Information given:
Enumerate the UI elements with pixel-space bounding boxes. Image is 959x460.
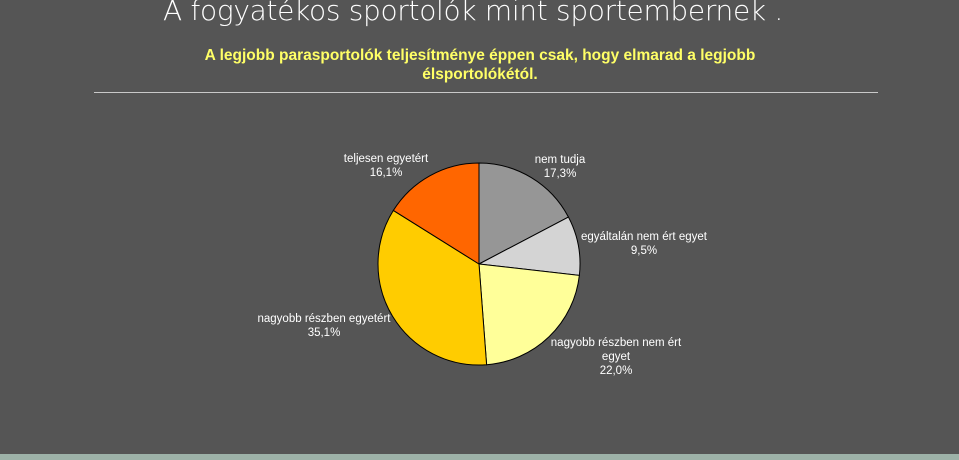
- label-reszben-nem-line1: nagyobb részben nem ért: [551, 337, 682, 349]
- label-nem-tudja-value: 17,3%: [544, 168, 577, 180]
- label-nem-tudja: nem tudja 17,3%: [535, 154, 586, 180]
- slide-title: A fogyatékos sportolók mint sportemberne…: [163, 0, 784, 27]
- chart-title: A legjobb parasportolók teljesítménye ép…: [204, 47, 756, 83]
- pie-slice-2: [478, 263, 580, 366]
- label-nagyobb-reszben-nem-ert-egyet: nagyobb részben nem ért egyet 22,0%: [551, 337, 682, 377]
- pie-slice-3: [377, 209, 488, 366]
- label-nem-tudja-name: nem tudja: [535, 154, 586, 166]
- pie-slice-4: [392, 162, 480, 265]
- label-reszben-nem-value: 22,0%: [600, 365, 633, 377]
- pie-slice-0: [478, 162, 570, 265]
- label-egyaltalan-name: egyáltalán nem ért egyet: [581, 231, 708, 243]
- label-teljesen-value: 16,1%: [370, 167, 403, 179]
- label-teljesen-egyetert: teljesen egyetért 16,1%: [344, 153, 429, 179]
- label-nagyobb-reszben-egyetert: nagyobb részben egyetért 35,1%: [258, 313, 392, 339]
- label-reszben-egyetert-value: 35,1%: [308, 327, 341, 339]
- label-reszben-egyetert-name: nagyobb részben egyetért: [258, 313, 392, 325]
- label-teljesen-name: teljesen egyetért: [344, 153, 429, 165]
- label-egyaltalan-nem-ert-egyet: egyáltalán nem ért egyet 9,5%: [581, 231, 708, 257]
- label-reszben-nem-line2: egyet: [602, 351, 631, 363]
- bottom-accent-bar: [0, 454, 959, 460]
- label-egyaltalan-value: 9,5%: [631, 245, 657, 257]
- title-divider: [94, 92, 878, 93]
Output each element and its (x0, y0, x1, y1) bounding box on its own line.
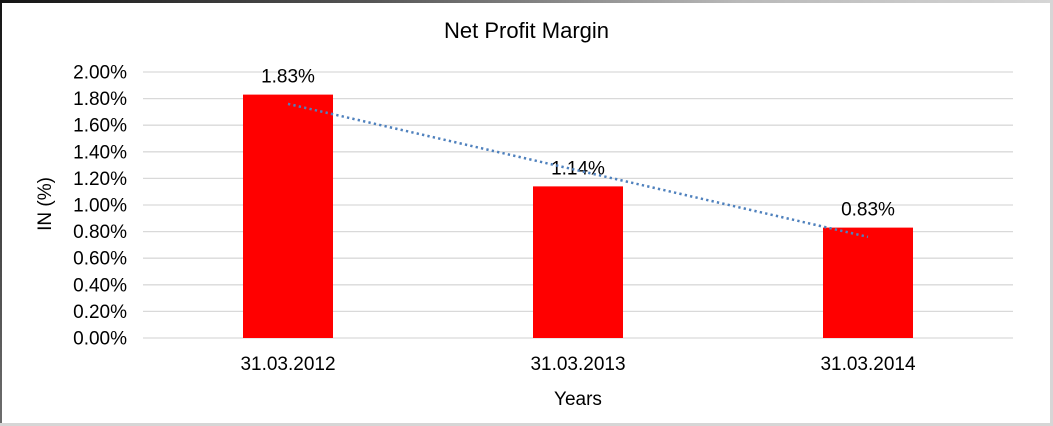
bar (533, 186, 623, 338)
y-tick-label: 1.00% (73, 196, 127, 217)
y-tick-label: 0.20% (73, 302, 127, 323)
y-tick-label: 1.20% (73, 169, 127, 190)
y-tick-label: 0.00% (73, 329, 127, 350)
x-category-label: 31.03.2012 (240, 354, 335, 375)
frame-border-bottom (0, 423, 1053, 426)
bar-value-label: 1.83% (261, 67, 315, 88)
frame-border-right (1050, 0, 1053, 426)
bar-value-label: 1.14% (551, 158, 605, 179)
bar (823, 227, 913, 338)
y-tick-label: 0.60% (73, 249, 127, 270)
chart-title: Net Profit Margin (443, 18, 610, 43)
y-tick-label: 0.40% (73, 275, 127, 296)
x-category-label: 31.03.2014 (820, 354, 916, 375)
x-category-label: 31.03.2013 (530, 354, 625, 375)
x-axis-title: Years (554, 389, 602, 410)
frame-border-top (0, 0, 1053, 3)
bar (243, 94, 333, 338)
y-tick-label: 1.80% (73, 89, 127, 110)
y-axis-title: IN (%) (35, 177, 56, 231)
y-tick-label: 1.40% (73, 142, 127, 163)
trendline (287, 102, 869, 239)
y-tick-label: 1.60% (73, 116, 127, 137)
bar-value-label: 0.83% (841, 200, 895, 221)
y-tick-label: 0.80% (73, 222, 127, 243)
y-tick-label: 2.00% (73, 63, 127, 84)
frame-border-left (0, 0, 2, 426)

Written request:
Update the listing above by replacing every "y-tick-label" with "y-axis-label", keeping everything else the same, and leave out the pictures.

Response to this exercise:
Enumerate the UI elements with pixel-space bounding boxes. Image is 959x460.
- label-reszben-nem-line1: nagyobb részben nem ért: [551, 337, 682, 349]
- label-nem-tudja-value: 17,3%: [544, 168, 577, 180]
- label-nem-tudja: nem tudja 17,3%: [535, 154, 586, 180]
- slide-title: A fogyatékos sportolók mint sportemberne…: [163, 0, 784, 27]
- chart-title: A legjobb parasportolók teljesítménye ép…: [204, 47, 756, 83]
- pie-slice-2: [478, 263, 580, 366]
- label-nagyobb-reszben-nem-ert-egyet: nagyobb részben nem ért egyet 22,0%: [551, 337, 682, 377]
- pie-slice-3: [377, 209, 488, 366]
- label-nem-tudja-name: nem tudja: [535, 154, 586, 166]
- pie-slice-4: [392, 162, 480, 265]
- label-reszben-nem-value: 22,0%: [600, 365, 633, 377]
- pie-slice-0: [478, 162, 570, 265]
- label-egyaltalan-name: egyáltalán nem ért egyet: [581, 231, 708, 243]
- label-teljesen-value: 16,1%: [370, 167, 403, 179]
- label-teljesen-egyetert: teljesen egyetért 16,1%: [344, 153, 429, 179]
- label-nagyobb-reszben-egyetert: nagyobb részben egyetért 35,1%: [258, 313, 392, 339]
- label-reszben-egyetert-value: 35,1%: [308, 327, 341, 339]
- label-reszben-egyetert-name: nagyobb részben egyetért: [258, 313, 392, 325]
- label-teljesen-name: teljesen egyetért: [344, 153, 429, 165]
- label-egyaltalan-nem-ert-egyet: egyáltalán nem ért egyet 9,5%: [581, 231, 708, 257]
- label-reszben-nem-line2: egyet: [602, 351, 631, 363]
- bottom-accent-bar: [0, 454, 959, 460]
- label-egyaltalan-value: 9,5%: [631, 245, 657, 257]
- title-divider: [94, 92, 878, 93]
Output each element and its (x0, y0, x1, y1) bounding box on its own line.
bar (533, 186, 623, 338)
y-axis-label: 1.00% (73, 196, 127, 217)
y-axis-label: 0.20% (73, 302, 127, 323)
y-axis-label: 1.20% (73, 169, 127, 190)
y-axis-label: 0.00% (73, 329, 127, 350)
x-category-label: 31.03.2012 (240, 354, 335, 375)
frame-border-bottom (0, 423, 1053, 426)
bar-value-label: 1.83% (261, 67, 315, 88)
frame-border-right (1050, 0, 1053, 426)
bar-value-label: 1.14% (551, 158, 605, 179)
bar (823, 227, 913, 338)
y-axis-label: 0.60% (73, 249, 127, 270)
chart-title: Net Profit Margin (443, 18, 610, 43)
y-axis-label: 0.40% (73, 275, 127, 296)
x-category-label: 31.03.2014 (820, 354, 916, 375)
x-category-label: 31.03.2013 (530, 354, 625, 375)
x-axis-title: Years (554, 389, 602, 410)
frame-border-top (0, 0, 1053, 3)
bar (243, 94, 333, 338)
y-axis-label: 1.80% (73, 89, 127, 110)
y-axis-title: IN (%) (35, 177, 56, 231)
y-axis-label: 1.40% (73, 142, 127, 163)
trendline (287, 102, 869, 239)
y-axis-label: 1.60% (73, 116, 127, 137)
bar-value-label: 0.83% (841, 200, 895, 221)
y-axis-label: 0.80% (73, 222, 127, 243)
y-axis-label: 2.00% (73, 63, 127, 84)
frame-border-left (0, 0, 2, 426)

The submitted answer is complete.